Start of DATA EXTRACT

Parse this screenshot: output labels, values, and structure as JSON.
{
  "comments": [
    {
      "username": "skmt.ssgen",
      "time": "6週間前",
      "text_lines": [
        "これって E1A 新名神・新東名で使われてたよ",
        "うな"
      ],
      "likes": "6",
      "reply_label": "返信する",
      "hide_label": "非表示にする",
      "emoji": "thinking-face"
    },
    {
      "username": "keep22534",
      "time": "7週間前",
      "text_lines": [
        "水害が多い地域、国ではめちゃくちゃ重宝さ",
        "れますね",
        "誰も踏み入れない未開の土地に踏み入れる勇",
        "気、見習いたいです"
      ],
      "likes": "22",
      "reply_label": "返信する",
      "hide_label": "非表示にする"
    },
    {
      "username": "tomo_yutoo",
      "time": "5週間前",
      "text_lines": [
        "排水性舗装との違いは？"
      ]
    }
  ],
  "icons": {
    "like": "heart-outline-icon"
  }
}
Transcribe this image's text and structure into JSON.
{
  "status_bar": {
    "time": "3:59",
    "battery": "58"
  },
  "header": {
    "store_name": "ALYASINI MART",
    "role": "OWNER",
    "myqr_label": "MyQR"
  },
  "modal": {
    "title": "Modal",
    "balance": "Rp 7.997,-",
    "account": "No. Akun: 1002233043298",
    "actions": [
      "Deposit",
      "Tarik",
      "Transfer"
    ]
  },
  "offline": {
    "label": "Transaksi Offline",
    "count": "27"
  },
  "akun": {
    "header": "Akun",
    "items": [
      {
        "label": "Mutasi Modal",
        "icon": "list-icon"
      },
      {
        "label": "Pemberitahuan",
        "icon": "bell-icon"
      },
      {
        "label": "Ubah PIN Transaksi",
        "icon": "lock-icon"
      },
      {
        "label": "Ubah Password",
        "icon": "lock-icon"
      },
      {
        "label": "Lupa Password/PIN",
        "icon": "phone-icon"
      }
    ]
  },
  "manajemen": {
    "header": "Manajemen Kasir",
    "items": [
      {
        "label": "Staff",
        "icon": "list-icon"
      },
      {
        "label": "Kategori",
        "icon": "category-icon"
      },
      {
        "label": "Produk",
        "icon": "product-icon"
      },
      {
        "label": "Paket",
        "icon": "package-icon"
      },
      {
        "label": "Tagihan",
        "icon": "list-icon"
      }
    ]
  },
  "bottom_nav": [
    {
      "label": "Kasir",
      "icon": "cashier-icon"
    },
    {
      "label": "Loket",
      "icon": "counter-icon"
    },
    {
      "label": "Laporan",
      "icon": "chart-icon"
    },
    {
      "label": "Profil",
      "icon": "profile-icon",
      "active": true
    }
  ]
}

End of DATA EXTRACT

=== WORK INSTRUCTIONS ===
Give back all the records exactly as they stand.

=== TASK RESULT ===
Parse this screenshot: output labels, values, and structure as JSON.
{
  "comments": [
    {
      "username": "skmt.ssgen",
      "time": "6週間前",
      "text_lines": [
        "これって E1A 新名神・新東名で使われてたよ",
        "うな"
      ],
      "likes": "6",
      "reply_label": "返信する",
      "hide_label": "非表示にする",
      "emoji": "thinking-face"
    },
    {
      "username": "keep22534",
      "time": "7週間前",
      "text_lines": [
        "水害が多い地域、国ではめちゃくちゃ重宝さ",
        "れますね",
        "誰も踏み入れない未開の土地に踏み入れる勇",
        "気、見習いたいです"
      ],
      "likes": "22",
      "reply_label": "返信する",
      "hide_label": "非表示にする"
    },
    {
      "username": "tomo_yutoo",
      "time": "5週間前",
      "text_lines": [
        "排水性舗装との違いは？"
      ]
    }
  ],
  "icons": {
    "like": "heart-outline-icon"
  }
}
Transcribe this image's text and structure into JSON.
{
  "status_bar": {
    "time": "3:59",
    "battery": "58"
  },
  "header": {
    "store_name": "ALYASINI MART",
    "role": "OWNER",
    "myqr_label": "MyQR"
  },
  "modal": {
    "title": "Modal",
    "balance": "Rp 7.997,-",
    "account": "No. Akun: 1002233043298",
    "actions": [
      "Deposit",
      "Tarik",
      "Transfer"
    ]
  },
  "offline": {
    "label": "Transaksi Offline",
    "count": "27"
  },
  "akun": {
    "header": "Akun",
    "items": [
      {
        "label": "Mutasi Modal",
        "icon": "list-icon"
      },
      {
        "label": "Pemberitahuan",
        "icon": "bell-icon"
      },
      {
        "label": "Ubah PIN Transaksi",
        "icon": "lock-icon"
      },
      {
        "label": "Ubah Password",
        "icon": "lock-icon"
      },
      {
        "label": "Lupa Password/PIN",
        "icon": "phone-icon"
      }
    ]
  },
  "manajemen": {
    "header": "Manajemen Kasir",
    "items": [
      {
        "label": "Staff",
        "icon": "list-icon"
      },
      {
        "label": "Kategori",
        "icon": "category-icon"
      },
      {
        "label": "Produk",
        "icon": "product-icon"
      },
      {
        "label": "Paket",
        "icon": "package-icon"
      },
      {
        "label": "Tagihan",
        "icon": "list-icon"
      }
    ]
  },
  "bottom_nav": [
    {
      "label": "Kasir",
      "icon": "cashier-icon"
    },
    {
      "label": "Loket",
      "icon": "counter-icon"
    },
    {
      "label": "Laporan",
      "icon": "chart-icon"
    },
    {
      "label": "Profil",
      "icon": "profile-icon",
      "active": true
    }
  ]
}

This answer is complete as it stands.